## Task statement
Among the entries below, find how many lines carry the word "Last" and state only that figure.

++++ Available data

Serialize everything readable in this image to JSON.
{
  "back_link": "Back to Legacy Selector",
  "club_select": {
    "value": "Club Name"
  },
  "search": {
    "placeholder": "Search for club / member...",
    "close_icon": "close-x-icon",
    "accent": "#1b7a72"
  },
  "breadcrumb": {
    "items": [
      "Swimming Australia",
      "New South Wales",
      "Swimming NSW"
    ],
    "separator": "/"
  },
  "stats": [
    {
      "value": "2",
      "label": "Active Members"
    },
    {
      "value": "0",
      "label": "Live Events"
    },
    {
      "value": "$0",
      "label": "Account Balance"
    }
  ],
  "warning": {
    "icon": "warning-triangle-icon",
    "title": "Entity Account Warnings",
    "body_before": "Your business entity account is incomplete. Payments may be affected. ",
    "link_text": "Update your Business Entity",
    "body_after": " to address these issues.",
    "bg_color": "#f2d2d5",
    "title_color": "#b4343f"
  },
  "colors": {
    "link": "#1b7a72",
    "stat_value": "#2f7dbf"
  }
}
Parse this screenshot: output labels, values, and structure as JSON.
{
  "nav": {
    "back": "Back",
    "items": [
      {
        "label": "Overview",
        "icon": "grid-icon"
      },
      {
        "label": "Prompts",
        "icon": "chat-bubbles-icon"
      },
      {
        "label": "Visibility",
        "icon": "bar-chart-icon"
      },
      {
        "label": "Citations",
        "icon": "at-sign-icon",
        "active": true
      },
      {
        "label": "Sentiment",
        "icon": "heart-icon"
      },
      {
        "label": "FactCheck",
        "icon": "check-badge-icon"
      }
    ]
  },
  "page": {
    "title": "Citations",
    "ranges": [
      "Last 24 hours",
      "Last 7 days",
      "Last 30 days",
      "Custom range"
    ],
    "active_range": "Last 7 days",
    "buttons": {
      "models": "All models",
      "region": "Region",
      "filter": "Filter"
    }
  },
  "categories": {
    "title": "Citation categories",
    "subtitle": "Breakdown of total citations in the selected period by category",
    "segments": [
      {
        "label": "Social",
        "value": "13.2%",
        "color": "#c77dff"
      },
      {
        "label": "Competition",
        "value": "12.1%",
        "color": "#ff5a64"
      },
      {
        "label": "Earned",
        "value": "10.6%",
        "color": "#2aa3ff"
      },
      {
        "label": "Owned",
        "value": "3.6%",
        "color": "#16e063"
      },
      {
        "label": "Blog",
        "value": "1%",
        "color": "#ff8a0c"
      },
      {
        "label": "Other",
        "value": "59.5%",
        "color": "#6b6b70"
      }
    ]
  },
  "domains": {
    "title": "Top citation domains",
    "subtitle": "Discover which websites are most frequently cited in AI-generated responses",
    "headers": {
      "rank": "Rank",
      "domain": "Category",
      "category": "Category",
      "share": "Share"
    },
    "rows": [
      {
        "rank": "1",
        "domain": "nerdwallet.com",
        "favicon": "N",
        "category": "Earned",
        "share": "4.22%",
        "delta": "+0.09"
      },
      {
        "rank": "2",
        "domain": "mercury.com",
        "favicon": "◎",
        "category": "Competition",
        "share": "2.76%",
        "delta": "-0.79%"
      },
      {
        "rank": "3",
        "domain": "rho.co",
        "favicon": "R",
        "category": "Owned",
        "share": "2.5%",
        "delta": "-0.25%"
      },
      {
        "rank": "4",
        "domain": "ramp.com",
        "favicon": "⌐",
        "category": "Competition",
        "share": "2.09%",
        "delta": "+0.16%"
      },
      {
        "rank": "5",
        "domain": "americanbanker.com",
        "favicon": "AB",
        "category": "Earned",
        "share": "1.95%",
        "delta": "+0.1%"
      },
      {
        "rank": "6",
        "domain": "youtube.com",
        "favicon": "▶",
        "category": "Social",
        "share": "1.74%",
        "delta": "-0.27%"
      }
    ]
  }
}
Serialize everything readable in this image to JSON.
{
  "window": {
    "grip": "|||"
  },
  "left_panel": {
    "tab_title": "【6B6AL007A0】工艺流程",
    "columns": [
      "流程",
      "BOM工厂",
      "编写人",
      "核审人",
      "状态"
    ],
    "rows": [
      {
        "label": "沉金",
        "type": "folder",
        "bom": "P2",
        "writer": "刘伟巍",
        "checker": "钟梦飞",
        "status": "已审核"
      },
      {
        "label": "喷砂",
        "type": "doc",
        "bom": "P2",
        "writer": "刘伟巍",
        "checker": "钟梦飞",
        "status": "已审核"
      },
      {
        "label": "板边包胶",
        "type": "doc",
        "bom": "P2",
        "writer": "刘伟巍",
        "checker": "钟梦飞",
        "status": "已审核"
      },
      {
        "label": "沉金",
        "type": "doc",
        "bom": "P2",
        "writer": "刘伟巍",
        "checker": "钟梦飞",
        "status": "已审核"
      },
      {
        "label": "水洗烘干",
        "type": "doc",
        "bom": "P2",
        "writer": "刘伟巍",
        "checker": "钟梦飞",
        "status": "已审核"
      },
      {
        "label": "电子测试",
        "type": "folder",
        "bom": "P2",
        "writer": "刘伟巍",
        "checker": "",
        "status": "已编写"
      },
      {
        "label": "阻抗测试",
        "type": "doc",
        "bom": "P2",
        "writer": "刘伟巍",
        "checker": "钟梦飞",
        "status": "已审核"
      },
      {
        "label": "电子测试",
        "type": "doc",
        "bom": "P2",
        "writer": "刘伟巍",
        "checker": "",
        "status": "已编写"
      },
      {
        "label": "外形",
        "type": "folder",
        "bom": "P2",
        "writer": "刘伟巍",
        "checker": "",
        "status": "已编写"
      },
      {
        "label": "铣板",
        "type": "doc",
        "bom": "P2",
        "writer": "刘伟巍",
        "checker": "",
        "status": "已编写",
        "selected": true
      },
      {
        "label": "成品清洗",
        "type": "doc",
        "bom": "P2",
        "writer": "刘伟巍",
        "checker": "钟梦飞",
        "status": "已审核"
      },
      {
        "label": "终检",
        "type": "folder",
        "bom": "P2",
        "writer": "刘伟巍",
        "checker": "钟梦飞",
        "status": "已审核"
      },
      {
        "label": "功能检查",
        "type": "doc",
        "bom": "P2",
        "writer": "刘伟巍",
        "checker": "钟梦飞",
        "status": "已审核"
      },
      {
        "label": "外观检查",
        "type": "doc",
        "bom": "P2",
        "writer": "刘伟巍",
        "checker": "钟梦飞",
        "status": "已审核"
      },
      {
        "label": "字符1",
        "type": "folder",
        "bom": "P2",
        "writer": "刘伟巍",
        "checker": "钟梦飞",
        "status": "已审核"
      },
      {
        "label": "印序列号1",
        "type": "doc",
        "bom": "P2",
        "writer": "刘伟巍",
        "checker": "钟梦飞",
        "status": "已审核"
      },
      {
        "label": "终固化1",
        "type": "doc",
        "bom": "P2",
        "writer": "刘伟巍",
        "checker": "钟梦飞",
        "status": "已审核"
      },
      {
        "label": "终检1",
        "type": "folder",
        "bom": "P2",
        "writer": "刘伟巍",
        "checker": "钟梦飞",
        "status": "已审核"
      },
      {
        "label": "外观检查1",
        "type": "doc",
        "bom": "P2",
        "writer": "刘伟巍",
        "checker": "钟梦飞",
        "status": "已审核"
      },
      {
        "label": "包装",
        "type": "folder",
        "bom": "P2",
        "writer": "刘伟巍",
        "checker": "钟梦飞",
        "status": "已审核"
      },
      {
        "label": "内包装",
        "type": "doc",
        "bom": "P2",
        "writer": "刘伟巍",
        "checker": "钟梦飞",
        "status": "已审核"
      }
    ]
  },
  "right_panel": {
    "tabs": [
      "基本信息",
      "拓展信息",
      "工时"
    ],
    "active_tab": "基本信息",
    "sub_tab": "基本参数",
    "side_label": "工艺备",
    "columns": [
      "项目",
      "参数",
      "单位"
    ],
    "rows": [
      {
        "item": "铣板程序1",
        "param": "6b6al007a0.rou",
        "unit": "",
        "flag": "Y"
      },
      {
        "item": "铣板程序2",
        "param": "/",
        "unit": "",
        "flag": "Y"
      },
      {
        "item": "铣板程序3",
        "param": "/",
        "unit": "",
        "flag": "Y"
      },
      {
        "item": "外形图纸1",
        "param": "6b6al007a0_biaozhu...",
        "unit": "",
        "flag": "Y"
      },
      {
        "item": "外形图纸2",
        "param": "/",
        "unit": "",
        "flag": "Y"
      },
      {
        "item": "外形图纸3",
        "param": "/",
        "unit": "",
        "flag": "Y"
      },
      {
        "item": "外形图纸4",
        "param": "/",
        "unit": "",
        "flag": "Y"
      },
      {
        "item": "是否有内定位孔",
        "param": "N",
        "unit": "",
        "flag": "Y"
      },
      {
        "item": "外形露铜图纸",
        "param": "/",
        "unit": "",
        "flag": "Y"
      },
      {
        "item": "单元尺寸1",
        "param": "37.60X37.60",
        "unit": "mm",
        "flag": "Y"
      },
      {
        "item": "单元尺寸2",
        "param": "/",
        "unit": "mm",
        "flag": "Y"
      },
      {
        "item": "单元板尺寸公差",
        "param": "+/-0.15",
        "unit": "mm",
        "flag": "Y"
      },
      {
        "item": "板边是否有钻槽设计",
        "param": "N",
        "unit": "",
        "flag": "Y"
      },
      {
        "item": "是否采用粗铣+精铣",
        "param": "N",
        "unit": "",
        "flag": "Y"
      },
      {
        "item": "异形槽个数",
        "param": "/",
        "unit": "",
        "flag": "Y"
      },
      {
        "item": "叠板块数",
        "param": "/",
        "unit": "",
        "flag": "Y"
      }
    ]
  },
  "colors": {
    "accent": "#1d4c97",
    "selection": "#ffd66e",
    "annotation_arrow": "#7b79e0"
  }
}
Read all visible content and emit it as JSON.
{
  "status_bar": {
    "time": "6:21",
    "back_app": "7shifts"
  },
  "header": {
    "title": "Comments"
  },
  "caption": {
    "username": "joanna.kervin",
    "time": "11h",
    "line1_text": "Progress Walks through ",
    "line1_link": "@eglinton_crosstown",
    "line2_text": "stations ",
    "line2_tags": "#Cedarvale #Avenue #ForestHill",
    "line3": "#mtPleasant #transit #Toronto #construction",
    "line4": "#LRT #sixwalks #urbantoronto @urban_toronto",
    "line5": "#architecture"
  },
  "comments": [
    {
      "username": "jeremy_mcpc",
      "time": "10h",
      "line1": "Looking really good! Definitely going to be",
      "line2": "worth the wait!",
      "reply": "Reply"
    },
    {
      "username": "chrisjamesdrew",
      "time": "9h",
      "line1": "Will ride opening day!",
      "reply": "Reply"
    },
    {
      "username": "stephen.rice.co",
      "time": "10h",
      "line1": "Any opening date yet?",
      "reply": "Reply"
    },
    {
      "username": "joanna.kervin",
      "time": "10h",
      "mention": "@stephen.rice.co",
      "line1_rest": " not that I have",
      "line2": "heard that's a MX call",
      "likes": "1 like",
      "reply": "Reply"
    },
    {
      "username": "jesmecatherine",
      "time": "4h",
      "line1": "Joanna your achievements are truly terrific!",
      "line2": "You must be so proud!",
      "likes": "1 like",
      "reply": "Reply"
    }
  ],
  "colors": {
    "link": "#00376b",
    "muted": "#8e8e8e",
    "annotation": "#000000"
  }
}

++++++++

## Right answer
4